Written problem
Reproduce all the lines exactly as they stand, apart from the pictures.

_ _ _ _

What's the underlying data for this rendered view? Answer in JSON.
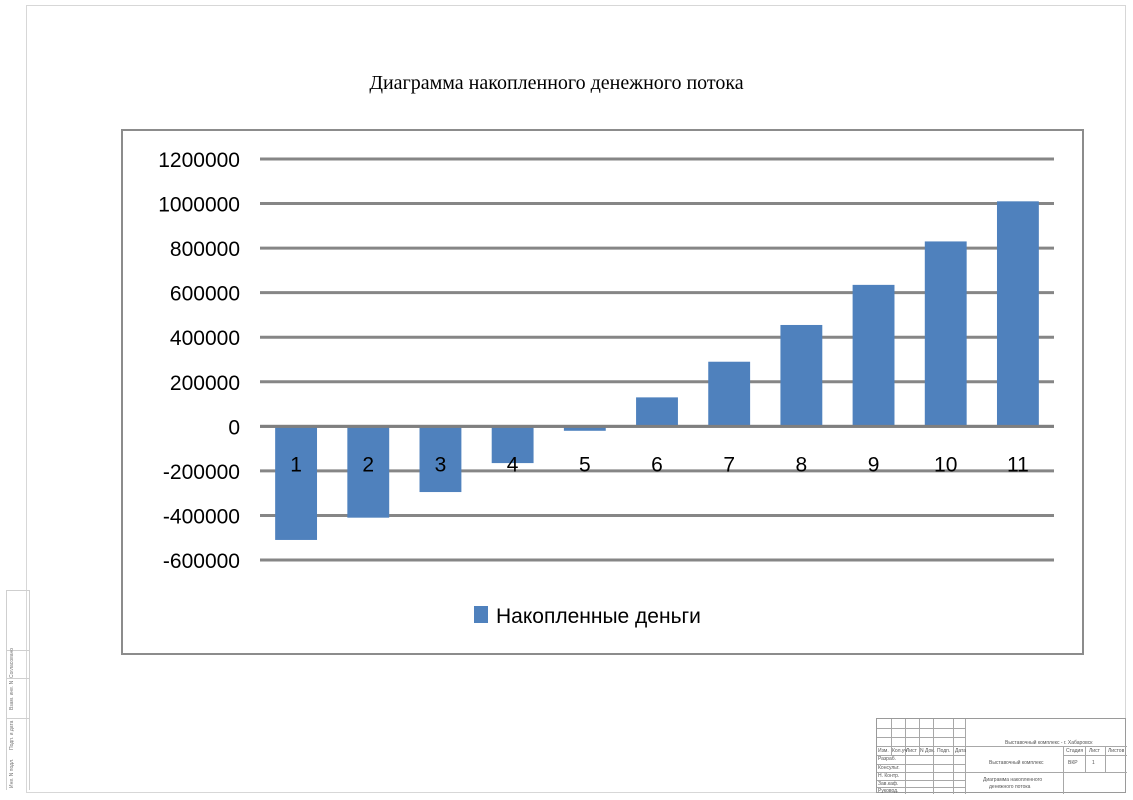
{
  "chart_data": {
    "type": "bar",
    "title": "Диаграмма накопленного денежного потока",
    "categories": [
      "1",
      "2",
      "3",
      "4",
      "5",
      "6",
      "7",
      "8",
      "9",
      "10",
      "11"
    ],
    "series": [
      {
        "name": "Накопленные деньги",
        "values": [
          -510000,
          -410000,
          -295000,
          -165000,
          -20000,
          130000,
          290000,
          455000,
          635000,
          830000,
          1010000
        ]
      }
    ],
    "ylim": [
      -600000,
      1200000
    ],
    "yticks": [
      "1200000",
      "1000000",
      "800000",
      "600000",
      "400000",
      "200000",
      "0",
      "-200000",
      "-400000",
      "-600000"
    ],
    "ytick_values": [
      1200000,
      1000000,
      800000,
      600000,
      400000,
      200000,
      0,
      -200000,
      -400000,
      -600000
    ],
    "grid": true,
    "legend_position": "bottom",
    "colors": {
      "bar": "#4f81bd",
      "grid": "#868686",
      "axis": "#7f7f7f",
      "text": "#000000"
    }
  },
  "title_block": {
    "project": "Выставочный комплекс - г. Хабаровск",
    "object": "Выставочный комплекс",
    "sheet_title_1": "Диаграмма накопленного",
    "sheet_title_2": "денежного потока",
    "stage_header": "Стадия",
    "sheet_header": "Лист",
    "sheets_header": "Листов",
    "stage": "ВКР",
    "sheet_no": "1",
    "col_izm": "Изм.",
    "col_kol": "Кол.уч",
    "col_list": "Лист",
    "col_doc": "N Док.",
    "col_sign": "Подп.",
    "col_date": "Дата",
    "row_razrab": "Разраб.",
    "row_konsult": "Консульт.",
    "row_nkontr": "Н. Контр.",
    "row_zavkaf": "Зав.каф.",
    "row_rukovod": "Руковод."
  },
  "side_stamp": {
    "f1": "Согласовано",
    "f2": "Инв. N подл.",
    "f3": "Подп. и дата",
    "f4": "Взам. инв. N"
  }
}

_ _ _ _

Finished answer
What's the underlying data for this rendered view? Answer in JSON.
{
  "chart_data": {
    "type": "bar",
    "title": "Диаграмма накопленного денежного потока",
    "categories": [
      "1",
      "2",
      "3",
      "4",
      "5",
      "6",
      "7",
      "8",
      "9",
      "10",
      "11"
    ],
    "series": [
      {
        "name": "Накопленные деньги",
        "values": [
          -510000,
          -410000,
          -295000,
          -165000,
          -20000,
          130000,
          290000,
          455000,
          635000,
          830000,
          1010000
        ]
      }
    ],
    "ylim": [
      -600000,
      1200000
    ],
    "yticks": [
      "1200000",
      "1000000",
      "800000",
      "600000",
      "400000",
      "200000",
      "0",
      "-200000",
      "-400000",
      "-600000"
    ],
    "ytick_values": [
      1200000,
      1000000,
      800000,
      600000,
      400000,
      200000,
      0,
      -200000,
      -400000,
      -600000
    ],
    "grid": true,
    "legend_position": "bottom",
    "colors": {
      "bar": "#4f81bd",
      "grid": "#868686",
      "axis": "#7f7f7f",
      "text": "#000000"
    }
  },
  "title_block": {
    "project": "Выставочный комплекс - г. Хабаровск",
    "object": "Выставочный комплекс",
    "sheet_title_1": "Диаграмма накопленного",
    "sheet_title_2": "денежного потока",
    "stage_header": "Стадия",
    "sheet_header": "Лист",
    "sheets_header": "Листов",
    "stage": "ВКР",
    "sheet_no": "1",
    "col_izm": "Изм.",
    "col_kol": "Кол.уч",
    "col_list": "Лист",
    "col_doc": "N Док.",
    "col_sign": "Подп.",
    "col_date": "Дата",
    "row_razrab": "Разраб.",
    "row_konsult": "Консульт.",
    "row_nkontr": "Н. Контр.",
    "row_zavkaf": "Зав.каф.",
    "row_rukovod": "Руковод."
  },
  "side_stamp": {
    "f1": "Согласовано",
    "f2": "Инв. N подл.",
    "f3": "Подп. и дата",
    "f4": "Взам. инв. N"
  }
}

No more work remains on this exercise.